Monza, une histoire à toute vitesse
Tout pour la vitesse
C'est un parc luxuriant à de vingt kilomètres de Milan. Les arbres sont rois mais ils ne sont que l'écorce d'un géant de bitume vibrant tous les mois de septembre dans une orgie de cylindres. La F1 s'y sent comme chez elle. Depuis la création du championnat du monde en 1950, Monza n'a manqué d'un rendez-vous. Une infidélité du GP d'Italie, célébré à Imola en 1980, mais le circuit lombard reste de très loin le plus utilisé du championnat (61e course dimanche, loin devant Silverstone, 45 éditions, et Spa, 44). Plus qu'ailleurs, il est question de vitesse et de records. A Monza, les moteurs de respirent pas beaucoup. On y roule accélérateur à fond sur 75-80% du parcours. Considéré à juste titre comme le temple de la vitesse, le GP d'Italie en Lombardie détient le record des six courses les plus rapides de l'histoire. Du temps de sa splendeur chez Ferrari, Michael Schumacher a ainsi établi la plus grosse moyenne d'un Grand Prix. L'Allemand a roulé à 247,586 km/h de moyenne sur 53 tours en 2003. Sur un tour, c'est encore plus impressionnant. Lors d'une séance de pré-qualification, Juan-Pablo Montoya (Williams-BMW) a roulé à 262,242 km/h de moyenne sur un tour Montoya (2004). Le Colombien a d'ailleurs atteint la plus haute vitesse enregistrée par une F1 à Monza lors d'essais privés (372,6 km/h).
"Monzanapolis"

* [Entrées brutes]
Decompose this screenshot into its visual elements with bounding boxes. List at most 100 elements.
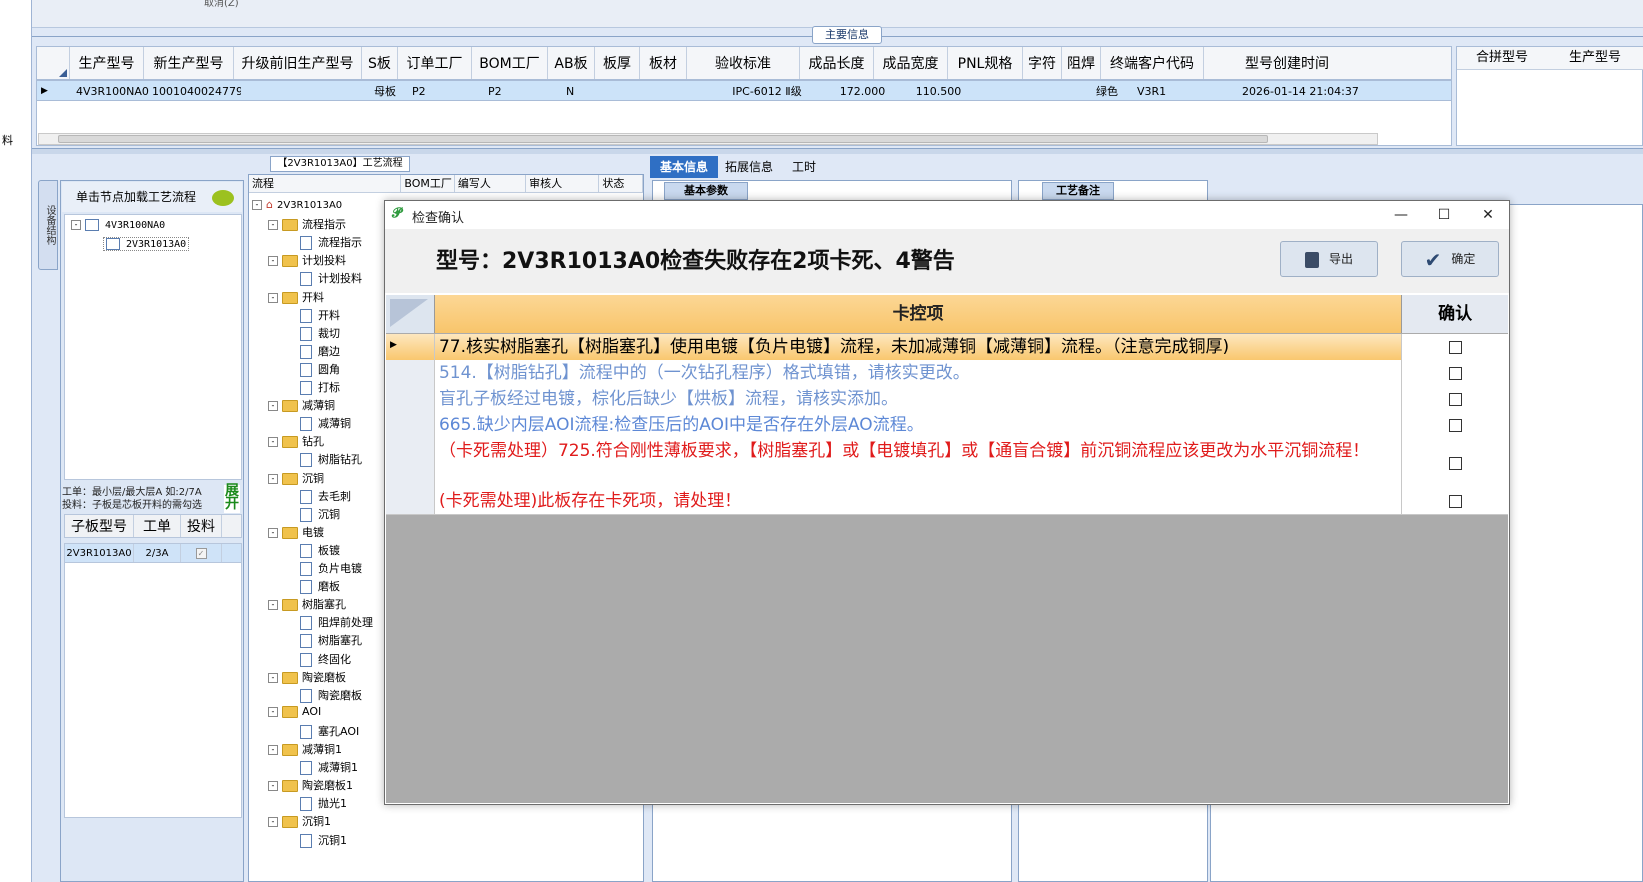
flow-step[interactable]: 去毛刺 (300, 488, 351, 504)
cancel-hint[interactable]: 取消(Z) (204, 0, 239, 9)
col-header[interactable]: 成品长度 (800, 47, 874, 79)
tab-basic-info[interactable]: 基本信息 (650, 156, 718, 178)
cell[interactable]: 2/3A (134, 544, 181, 562)
dialog-titlebar[interactable] (385, 201, 1509, 229)
tree-node[interactable]: -4V3R100NA0 (71, 219, 165, 231)
col-header-confirm[interactable]: 确认 (1402, 295, 1509, 333)
flow-step[interactable]: 塞孔AOI (300, 723, 359, 739)
row-indicator[interactable] (386, 488, 435, 514)
col-header[interactable]: S板 (362, 47, 398, 79)
cell[interactable]: 110.500 (899, 81, 975, 100)
flow-group[interactable]: - 减薄铜 (268, 397, 335, 413)
grid-corner[interactable] (386, 295, 435, 333)
col-header[interactable]: 编写人 (455, 175, 527, 192)
cell[interactable] (659, 81, 708, 100)
table-row[interactable]: 514.【树脂钻孔】流程中的（一次钻孔程序）格式填错，请核实更改。 (386, 360, 1508, 387)
table-row[interactable]: (卡死需处理)此板存在卡死项，请处理！ (386, 488, 1508, 515)
row-indicator[interactable] (386, 386, 435, 412)
flow-step[interactable]: 减薄铜1 (300, 759, 358, 776)
col-header[interactable]: 板厚 (595, 47, 640, 79)
expand-button[interactable]: 展开 (224, 484, 240, 513)
row-indicator[interactable] (386, 412, 435, 438)
col-header[interactable]: 板材 (640, 47, 687, 79)
side-tab[interactable]: 设备结构 (38, 180, 58, 270)
table-row[interactable]: 盲孔子板经过电镀，棕化后缺少【烘板】流程，请核实添加。 (386, 386, 1508, 413)
col-header[interactable]: AB板 (548, 47, 595, 79)
flow-step[interactable]: 裁切 (300, 325, 340, 341)
flow-step[interactable]: 开料 (300, 307, 340, 323)
flow-group[interactable]: - 陶瓷磨板 (268, 669, 346, 685)
col-header[interactable]: PNL规格 (948, 47, 1023, 79)
col-header[interactable]: 子板型号 (65, 515, 134, 537)
col-header[interactable]: 新生产型号 (144, 47, 234, 79)
close-icon[interactable]: ✕ (1478, 206, 1498, 224)
cell[interactable]: 172.000 (823, 81, 899, 100)
row-indicator[interactable] (386, 360, 435, 386)
flow-group[interactable]: - 树脂塞孔 (268, 596, 346, 612)
maximize-icon[interactable]: ☐ (1434, 206, 1454, 224)
confirm-checkbox[interactable] (1449, 392, 1463, 406)
confirm-cell[interactable] (1402, 412, 1508, 438)
col-header[interactable]: 升级前旧生产型号 (234, 47, 362, 79)
flow-step[interactable]: 流程指示 (300, 234, 362, 251)
cell[interactable]: 10010400247796 (149, 81, 241, 100)
cell[interactable] (975, 81, 1052, 100)
flow-group[interactable]: - 开料 (268, 289, 324, 305)
row-indicator[interactable]: ▶ (386, 334, 435, 360)
col-header[interactable]: 投料 (181, 515, 222, 537)
flow-step[interactable]: 终固化 (300, 651, 351, 667)
flow-step[interactable]: 树脂钻孔 (300, 451, 362, 468)
tab-work-hours[interactable]: 工时 (784, 156, 824, 178)
cell[interactable]: P2 (409, 81, 485, 100)
col-header[interactable]: BOM工厂 (472, 47, 548, 79)
scroll-thumb[interactable] (58, 135, 1268, 143)
flow-step[interactable]: 沉铜 (300, 506, 340, 522)
flow-step[interactable]: 阻焊前处理 (300, 614, 373, 631)
export-button[interactable]: 导出 (1280, 241, 1378, 277)
col-header[interactable]: 阻焊 (1062, 47, 1101, 79)
col-header[interactable]: 字符 (1023, 47, 1062, 79)
confirm-checkbox[interactable] (1449, 418, 1463, 432)
cell[interactable]: IPC-6012 Ⅱ级 (708, 81, 823, 100)
flow-step[interactable]: 抛光1 (300, 795, 347, 812)
flow-step[interactable]: 打标 (300, 379, 340, 395)
col-header[interactable]: 生产型号 (1547, 47, 1643, 70)
col-header[interactable]: 验收标准 (687, 47, 800, 79)
cell[interactable]: 2026-01-14 21:04:37 (1239, 81, 1408, 100)
confirm-cell[interactable] (1402, 334, 1508, 360)
flow-step[interactable]: 圆角 (300, 361, 340, 377)
confirm-cell[interactable] (1402, 386, 1508, 412)
cell[interactable]: V3R1 (1134, 81, 1239, 100)
col-header[interactable]: 终端客户代码 (1101, 47, 1204, 79)
flow-step[interactable]: 磨板 (300, 578, 340, 595)
cell[interactable]: 母板 (371, 81, 409, 100)
col-header[interactable]: 流程 (249, 175, 402, 192)
flow-root[interactable]: - ⌂ 2V3R1013A0 (252, 198, 342, 211)
confirm-checkbox[interactable] (1449, 366, 1463, 380)
flow-step[interactable]: 板镀 (300, 542, 340, 558)
table-row[interactable]: （卡死需处理）725.符合刚性薄板要求，【树脂塞孔】或【电镀填孔】或【通盲合镀】… (386, 438, 1508, 489)
flow-group[interactable]: - 计划投料 (268, 252, 346, 268)
cell[interactable]: 2V3R1013A0 (65, 544, 134, 562)
cell[interactable]: ✓ (181, 544, 222, 562)
col-header[interactable]: 工单 (134, 515, 181, 537)
flow-group[interactable]: - AOI (268, 705, 321, 718)
col-header[interactable]: 审核人 (526, 175, 600, 192)
cell[interactable]: P2 (485, 81, 563, 100)
flow-group[interactable]: - 电镀 (268, 524, 324, 540)
cell[interactable]: 绿色 (1093, 81, 1134, 100)
confirm-checkbox[interactable] (1449, 494, 1463, 508)
confirm-checkbox[interactable] (1449, 456, 1463, 470)
cell[interactable]: 4V3R100NA0 (73, 81, 149, 100)
flow-group[interactable]: - 沉铜 (268, 470, 324, 486)
sub-board-row[interactable]: 2V3R1013A0 2/3A ✓ (64, 543, 242, 563)
flow-step[interactable]: 陶瓷磨板 (300, 687, 362, 703)
cell[interactable] (1052, 81, 1093, 100)
cell[interactable]: N (563, 81, 612, 100)
flow-group[interactable]: - 流程指示 (268, 216, 346, 232)
confirm-button[interactable]: ✔ 确定 (1401, 241, 1499, 277)
tree-node-selected[interactable]: 2V3R1013A0 (103, 237, 190, 251)
flow-step[interactable]: 减薄铜 (300, 415, 351, 432)
col-header[interactable]: 成品宽度 (874, 47, 948, 79)
row-indicator[interactable] (386, 438, 435, 488)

* [Objectif de l'exercice] Poursuivez le texte sur le circuit de Monza en rédigeant la partie qui suit son dernier intertitre, « Monzanapolis ».

* [Réponse rédigée]
La vitesse est dans les gènes de Monza. Dès sa construction en 1922, l'autodrome avait pour seul but de favoriser les véhicules les plus rapides. Le tracé initial combinait circuit routier (5,5 km) et anneau de vitesse (4,5 km). Devant l'augmentation des accidents mortels, le tracé sera entrecoupé de chicanes et le banking progressivement abandonné. Pourtant, la comparaison avec Indianapolis et les courses d'Indycar ne cesseront jamais. Et pas seulement parce que les virages en béton sont encore visibles dans le parc. "Monza est comparable à ce quil se fait sur les ovales aux États-Unis, avec une vitesse moyenne qui dépasse les 250 km/h, explique Rémi Taffin, le directeur des opérations piste de Renault F1. Le RS27 (moteur actuel des Red Bull et Lotus, NDLR) sera utilisé pied au plancher pendant pratiquement 20 secondes dans deux portions du circuit. Pour mettre cela en perspective, un avion léger peut décoller dans cet intervalle... Seul lappui obtenu grâce aux ailerons empêche les F1 de décoller, générant une forte contrainte sur les voitures et les pilotes." Pendant deux ans (1957-1958), le banking de Monza fût le cadre d'une course entre F1 et Indycar. Une initiative intéressante mais la plupart des Européens reculeront devant l'obstacle. Aujourd'hui, le circuit fait 5,793 km pour dix virages dont la Variante Ascari (en hommage au pilote italien décédé à Monza) et la fameuse Curva Parabolica qui précède la ligne droite.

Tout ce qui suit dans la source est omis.